**** DATA FOR THE TASK ****

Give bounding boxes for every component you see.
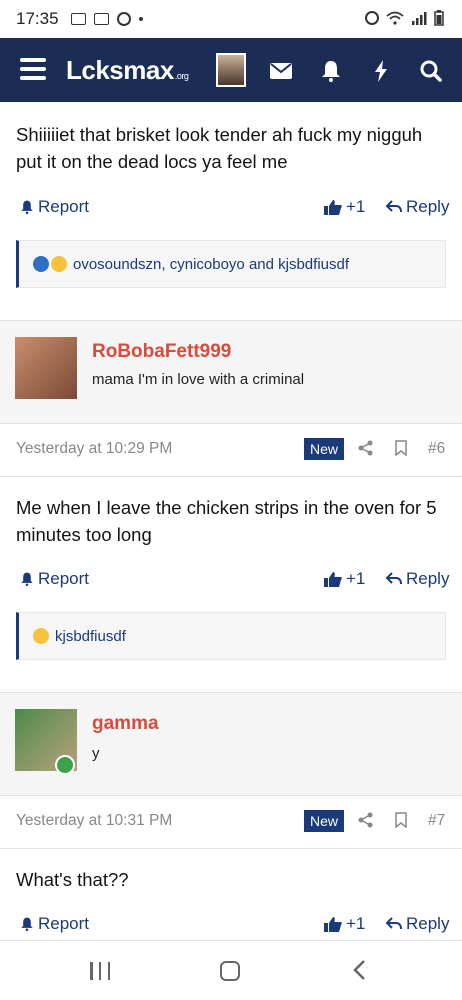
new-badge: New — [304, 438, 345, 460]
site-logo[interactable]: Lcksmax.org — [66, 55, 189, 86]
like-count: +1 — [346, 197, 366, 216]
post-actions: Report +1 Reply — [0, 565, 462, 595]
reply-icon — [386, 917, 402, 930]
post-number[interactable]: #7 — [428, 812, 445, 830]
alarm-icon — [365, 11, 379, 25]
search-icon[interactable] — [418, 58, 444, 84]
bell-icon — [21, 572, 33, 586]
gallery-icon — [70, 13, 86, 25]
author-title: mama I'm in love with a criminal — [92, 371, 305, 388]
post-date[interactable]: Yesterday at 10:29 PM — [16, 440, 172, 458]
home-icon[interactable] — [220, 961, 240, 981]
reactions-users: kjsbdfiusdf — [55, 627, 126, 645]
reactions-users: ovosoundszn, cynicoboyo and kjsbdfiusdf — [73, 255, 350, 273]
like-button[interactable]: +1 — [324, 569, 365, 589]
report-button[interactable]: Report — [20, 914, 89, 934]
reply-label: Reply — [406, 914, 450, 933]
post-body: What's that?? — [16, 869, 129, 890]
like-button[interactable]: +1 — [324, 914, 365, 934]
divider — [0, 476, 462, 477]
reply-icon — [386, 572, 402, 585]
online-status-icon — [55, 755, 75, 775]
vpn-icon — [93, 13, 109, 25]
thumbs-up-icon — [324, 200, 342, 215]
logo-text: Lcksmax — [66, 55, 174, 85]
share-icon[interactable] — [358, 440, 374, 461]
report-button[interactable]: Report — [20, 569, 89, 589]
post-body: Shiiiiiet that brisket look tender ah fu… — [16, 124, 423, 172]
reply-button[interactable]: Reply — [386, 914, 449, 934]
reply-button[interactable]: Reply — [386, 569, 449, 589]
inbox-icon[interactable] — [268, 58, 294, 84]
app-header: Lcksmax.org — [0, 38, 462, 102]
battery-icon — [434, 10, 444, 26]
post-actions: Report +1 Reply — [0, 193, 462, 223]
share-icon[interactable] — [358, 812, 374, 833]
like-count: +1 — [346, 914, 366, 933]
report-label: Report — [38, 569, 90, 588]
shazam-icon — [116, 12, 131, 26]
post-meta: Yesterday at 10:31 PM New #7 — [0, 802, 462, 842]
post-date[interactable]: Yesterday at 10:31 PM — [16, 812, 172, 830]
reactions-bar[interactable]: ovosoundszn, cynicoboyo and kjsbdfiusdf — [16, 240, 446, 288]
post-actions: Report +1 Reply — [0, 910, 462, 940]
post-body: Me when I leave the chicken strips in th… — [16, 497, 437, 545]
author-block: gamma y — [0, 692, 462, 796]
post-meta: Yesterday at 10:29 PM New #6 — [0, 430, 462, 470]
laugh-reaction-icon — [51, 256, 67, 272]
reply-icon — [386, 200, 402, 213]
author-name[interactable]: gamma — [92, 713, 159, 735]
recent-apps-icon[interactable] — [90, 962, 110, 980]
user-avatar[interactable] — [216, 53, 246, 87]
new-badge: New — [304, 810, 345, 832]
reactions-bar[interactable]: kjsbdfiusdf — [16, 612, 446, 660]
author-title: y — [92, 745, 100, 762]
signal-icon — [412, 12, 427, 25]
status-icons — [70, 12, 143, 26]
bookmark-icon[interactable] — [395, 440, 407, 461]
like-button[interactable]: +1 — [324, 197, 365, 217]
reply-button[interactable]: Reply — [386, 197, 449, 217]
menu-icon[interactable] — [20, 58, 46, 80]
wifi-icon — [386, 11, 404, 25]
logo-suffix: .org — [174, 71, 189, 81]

****

YOUR INSTRUCTIONS -
Arrange every line of the material as a Markdown table with the columns "Row" and "Line." Give each line its row number, omit blank lines, and leave the pictures out.

RESULT -
| Row | Line |
|---|---|
| 1 | Give bounding boxes for every component you see. |
| 2 | new-badge: New — [304, 438, 345, 460] |
| 3 | site-logo[interactable]: Lcksmax.org — [66, 55, 189, 86] |
| 4 | like-count: +1 — [346, 197, 366, 216] |
| 5 | post-actions: Report +1 Reply — [0, 565, 462, 595] |
| 6 | reply-icon — [386, 917, 402, 930] |
| 7 | post-number[interactable]: #7 — [428, 812, 445, 830] |
| 8 | alarm-icon — [365, 11, 379, 25] |
| 9 | search-icon[interactable] — [418, 58, 444, 84] |
| 10 | bell-icon — [21, 572, 33, 586] |
| 11 | gallery-icon — [70, 13, 86, 25] |
| 12 | author-title: mama I'm in love with a criminal — [92, 371, 305, 388] |
| 13 | post-date[interactable]: Yesterday at 10:29 PM — [16, 440, 172, 458] |
| 14 | home-icon[interactable] — [220, 961, 240, 981] |
| 15 | reactions-users: kjsbdfiusdf — [55, 627, 126, 645] |
| 16 | reactions-users: ovosoundszn, cynicoboyo and kjsbdfiusdf — [73, 255, 350, 273] |
| 17 | like-button[interactable]: +1 — [324, 569, 365, 589] |
| 18 | report-button[interactable]: Report — [20, 914, 89, 934] |
| 19 | reply-label: Reply — [406, 914, 450, 933] |
| 20 | post-body: What's that?? — [16, 869, 129, 890] |
| 21 | like-button[interactable]: +1 — [324, 914, 365, 934] |
| 22 | divider — [0, 476, 462, 477] |
| 23 | reply-icon — [386, 572, 402, 585] |
| 24 | online-status-icon — [55, 755, 75, 775] |
| 25 | vpn-icon — [93, 13, 109, 25] |
| 26 | thumbs-up-icon — [324, 200, 342, 215] |
| 27 | logo-text: Lcksmax — [66, 55, 174, 85] |
| 28 | share-icon[interactable] — [358, 440, 374, 461] |
| 29 | report-button[interactable]: Report — [20, 569, 89, 589] |
| 30 | post-body: Shiiiiiet that brisket look tender ah fu… — [16, 124, 423, 172] |
| 31 | reply-button[interactable]: Reply — [386, 914, 449, 934] |
| 32 | reply-button[interactable]: Reply — [386, 569, 449, 589] |
| 33 | inbox-icon[interactable] — [268, 58, 294, 84] |
| 34 | app-header: Lcksmax.org — [0, 38, 462, 102] |
| 35 | battery-icon — [434, 10, 444, 26] |
| 36 | post-actions: Report +1 Reply — [0, 193, 462, 223] |
| 37 | share-icon[interactable] — [358, 812, 374, 833] |
| 38 | like-count: +1 — [346, 914, 366, 933] |
| 39 | report-label: Report — [38, 569, 90, 588] |
| 40 | shazam-icon — [116, 12, 131, 26] |
| 41 | post-meta: Yesterday at 10:31 PM New #7 — [0, 802, 462, 842] |
| 42 | post-date[interactable]: Yesterday at 10:31 PM — [16, 812, 172, 830] |
| 43 | reactions-bar[interactable]: ovosoundszn, cynicoboyo and kjsbdfiusdf — [16, 240, 446, 288] |
| 44 | post-actions: Report +1 Reply — [0, 910, 462, 940] |
| 45 | post-body: Me when I leave the chicken strips in th… — [16, 497, 437, 545] |
| 46 | author-block: gamma y — [0, 692, 462, 796] |
| 47 | post-meta: Yesterday at 10:29 PM New #6 — [0, 430, 462, 470] |
| 48 | laugh-reaction-icon — [51, 256, 67, 272] |
| 49 | reply-icon — [386, 200, 402, 213] |
| 50 | author-name[interactable]: gamma — [92, 713, 159, 735] |
| 51 | recent-apps-icon[interactable] — [90, 962, 110, 980] |
| 52 | user-avatar[interactable] — [216, 53, 246, 87] |
| 53 | new-badge: New — [304, 810, 345, 832] |
| 54 | reactions-bar[interactable]: kjsbdfiusdf — [16, 612, 446, 660] |
| 55 | author-title: y — [92, 745, 100, 762] |
| 56 | signal-icon — [412, 12, 427, 25] |
| 57 | status-icons — [70, 12, 143, 26] |
| 58 | bookmark-icon[interactable] — [395, 440, 407, 461] |
| 59 | like-button[interactable]: +1 — [324, 197, 365, 217] |
| 60 | reply-button[interactable]: Reply — [386, 197, 449, 217] |
| 61 | menu-icon[interactable] — [20, 58, 46, 80] |
| 62 | wifi-icon — [386, 11, 404, 25] |
| 63 | logo-suffix: .org — [174, 71, 189, 81] |